Lines of the data that contain the word "description" are the ones to copy.
===== Supplied data
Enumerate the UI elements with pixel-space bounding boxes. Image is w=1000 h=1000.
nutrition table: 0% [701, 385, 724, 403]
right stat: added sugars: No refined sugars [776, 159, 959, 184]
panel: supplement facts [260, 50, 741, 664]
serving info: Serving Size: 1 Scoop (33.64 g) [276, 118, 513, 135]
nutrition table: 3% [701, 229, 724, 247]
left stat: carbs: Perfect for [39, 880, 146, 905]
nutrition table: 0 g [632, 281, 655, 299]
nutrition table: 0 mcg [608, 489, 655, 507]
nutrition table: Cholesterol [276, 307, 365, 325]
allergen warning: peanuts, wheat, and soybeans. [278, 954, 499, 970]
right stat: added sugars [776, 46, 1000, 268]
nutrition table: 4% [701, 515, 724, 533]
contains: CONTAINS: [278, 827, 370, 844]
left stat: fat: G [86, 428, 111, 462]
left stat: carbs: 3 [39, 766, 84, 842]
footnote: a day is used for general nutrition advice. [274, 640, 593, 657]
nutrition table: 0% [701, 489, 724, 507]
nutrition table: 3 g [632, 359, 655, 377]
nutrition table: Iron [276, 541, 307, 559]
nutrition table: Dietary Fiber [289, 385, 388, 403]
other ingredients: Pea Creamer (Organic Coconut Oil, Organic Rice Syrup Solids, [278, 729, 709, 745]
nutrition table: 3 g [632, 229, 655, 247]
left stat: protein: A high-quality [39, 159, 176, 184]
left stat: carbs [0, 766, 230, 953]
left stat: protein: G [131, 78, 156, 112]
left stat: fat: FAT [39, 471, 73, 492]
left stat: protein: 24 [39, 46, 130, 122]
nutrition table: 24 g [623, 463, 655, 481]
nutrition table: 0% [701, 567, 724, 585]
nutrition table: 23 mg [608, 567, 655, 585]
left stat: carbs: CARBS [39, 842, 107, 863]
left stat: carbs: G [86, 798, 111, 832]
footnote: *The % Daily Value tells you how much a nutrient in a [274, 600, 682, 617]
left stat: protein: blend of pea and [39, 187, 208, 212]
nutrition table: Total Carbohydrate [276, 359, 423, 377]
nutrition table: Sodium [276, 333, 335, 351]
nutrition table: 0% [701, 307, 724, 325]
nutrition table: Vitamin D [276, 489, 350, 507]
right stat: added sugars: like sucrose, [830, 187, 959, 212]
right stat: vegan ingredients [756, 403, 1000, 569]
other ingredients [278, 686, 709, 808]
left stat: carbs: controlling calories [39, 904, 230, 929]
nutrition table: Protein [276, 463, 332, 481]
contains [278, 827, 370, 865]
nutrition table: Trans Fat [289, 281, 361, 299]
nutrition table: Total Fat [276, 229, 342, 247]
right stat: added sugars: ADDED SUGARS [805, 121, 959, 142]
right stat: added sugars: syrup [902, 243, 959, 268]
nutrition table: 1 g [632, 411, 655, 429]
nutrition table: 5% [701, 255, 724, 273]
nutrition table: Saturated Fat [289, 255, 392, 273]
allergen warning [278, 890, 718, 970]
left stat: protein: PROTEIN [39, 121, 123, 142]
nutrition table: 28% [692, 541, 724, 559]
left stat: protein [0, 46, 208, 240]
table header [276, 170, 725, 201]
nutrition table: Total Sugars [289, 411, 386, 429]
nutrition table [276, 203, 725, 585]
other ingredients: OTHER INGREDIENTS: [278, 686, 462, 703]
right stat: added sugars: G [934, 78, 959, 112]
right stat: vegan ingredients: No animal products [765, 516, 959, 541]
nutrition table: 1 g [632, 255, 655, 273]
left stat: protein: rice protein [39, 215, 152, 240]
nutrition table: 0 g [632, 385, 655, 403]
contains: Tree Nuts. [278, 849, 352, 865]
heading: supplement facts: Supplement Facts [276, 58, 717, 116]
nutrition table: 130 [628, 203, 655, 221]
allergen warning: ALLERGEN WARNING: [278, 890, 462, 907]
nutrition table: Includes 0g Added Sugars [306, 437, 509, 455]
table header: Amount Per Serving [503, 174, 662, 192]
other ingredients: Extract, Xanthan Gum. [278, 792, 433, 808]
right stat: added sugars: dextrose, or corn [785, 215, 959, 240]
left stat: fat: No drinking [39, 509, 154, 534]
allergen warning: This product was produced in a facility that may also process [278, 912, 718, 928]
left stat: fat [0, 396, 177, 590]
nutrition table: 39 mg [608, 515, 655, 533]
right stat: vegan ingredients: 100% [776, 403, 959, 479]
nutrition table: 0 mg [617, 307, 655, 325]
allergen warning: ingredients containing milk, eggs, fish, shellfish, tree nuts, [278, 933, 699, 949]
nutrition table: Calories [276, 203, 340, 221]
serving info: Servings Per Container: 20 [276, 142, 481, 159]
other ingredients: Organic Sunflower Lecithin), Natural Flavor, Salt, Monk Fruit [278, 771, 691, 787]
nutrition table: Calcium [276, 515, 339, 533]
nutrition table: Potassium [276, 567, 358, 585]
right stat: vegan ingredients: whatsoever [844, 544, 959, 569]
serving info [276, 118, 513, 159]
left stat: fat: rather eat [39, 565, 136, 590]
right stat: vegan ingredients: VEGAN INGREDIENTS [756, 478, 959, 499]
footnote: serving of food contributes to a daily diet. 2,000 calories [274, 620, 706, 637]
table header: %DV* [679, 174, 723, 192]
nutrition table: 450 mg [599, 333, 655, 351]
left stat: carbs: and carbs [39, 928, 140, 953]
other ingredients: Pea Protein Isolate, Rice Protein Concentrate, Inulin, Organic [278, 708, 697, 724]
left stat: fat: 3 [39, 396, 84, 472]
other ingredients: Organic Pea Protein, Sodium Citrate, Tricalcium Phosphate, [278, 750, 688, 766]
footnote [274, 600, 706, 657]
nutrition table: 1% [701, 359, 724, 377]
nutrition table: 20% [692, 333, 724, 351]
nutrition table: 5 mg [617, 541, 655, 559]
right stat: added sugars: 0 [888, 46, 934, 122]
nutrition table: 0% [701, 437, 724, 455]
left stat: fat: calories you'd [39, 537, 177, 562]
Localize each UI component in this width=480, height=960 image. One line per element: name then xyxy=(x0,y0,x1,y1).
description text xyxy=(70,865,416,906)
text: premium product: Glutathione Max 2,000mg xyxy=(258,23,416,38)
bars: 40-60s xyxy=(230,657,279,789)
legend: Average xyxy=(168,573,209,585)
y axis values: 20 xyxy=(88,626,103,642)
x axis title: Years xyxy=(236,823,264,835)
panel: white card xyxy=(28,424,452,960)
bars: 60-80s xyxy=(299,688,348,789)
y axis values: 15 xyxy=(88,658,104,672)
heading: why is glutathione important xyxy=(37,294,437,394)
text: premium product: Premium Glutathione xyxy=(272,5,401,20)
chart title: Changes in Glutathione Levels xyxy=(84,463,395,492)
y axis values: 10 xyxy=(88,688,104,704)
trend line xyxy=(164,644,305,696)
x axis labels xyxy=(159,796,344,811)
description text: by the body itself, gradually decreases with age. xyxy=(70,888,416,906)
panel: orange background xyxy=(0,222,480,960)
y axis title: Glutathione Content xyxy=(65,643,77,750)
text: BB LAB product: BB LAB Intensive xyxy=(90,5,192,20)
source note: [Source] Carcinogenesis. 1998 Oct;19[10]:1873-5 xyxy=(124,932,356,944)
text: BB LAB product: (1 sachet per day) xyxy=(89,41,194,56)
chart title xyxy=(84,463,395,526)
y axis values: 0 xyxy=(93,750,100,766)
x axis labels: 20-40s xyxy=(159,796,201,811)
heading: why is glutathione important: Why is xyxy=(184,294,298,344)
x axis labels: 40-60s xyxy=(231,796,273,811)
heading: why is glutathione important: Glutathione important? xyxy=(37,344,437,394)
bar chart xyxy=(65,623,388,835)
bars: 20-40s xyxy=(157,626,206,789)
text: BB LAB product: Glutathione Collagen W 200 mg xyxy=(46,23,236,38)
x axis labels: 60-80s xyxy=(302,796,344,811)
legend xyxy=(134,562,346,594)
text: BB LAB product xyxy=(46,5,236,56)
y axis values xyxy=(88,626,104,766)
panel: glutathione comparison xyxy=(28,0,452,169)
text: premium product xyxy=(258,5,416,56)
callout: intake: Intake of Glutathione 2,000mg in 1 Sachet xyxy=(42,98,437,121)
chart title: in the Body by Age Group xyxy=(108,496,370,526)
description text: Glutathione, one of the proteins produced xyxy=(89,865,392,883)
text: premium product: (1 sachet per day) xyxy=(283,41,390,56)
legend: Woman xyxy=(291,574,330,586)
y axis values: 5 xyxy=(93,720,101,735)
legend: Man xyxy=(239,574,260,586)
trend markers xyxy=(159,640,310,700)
==========
Reply —
description text xyxy=(70,865,416,906)
description text: by the body itself, gradually decreases with age. xyxy=(70,888,416,906)
description text: Glutathione, one of the proteins produced xyxy=(89,865,392,883)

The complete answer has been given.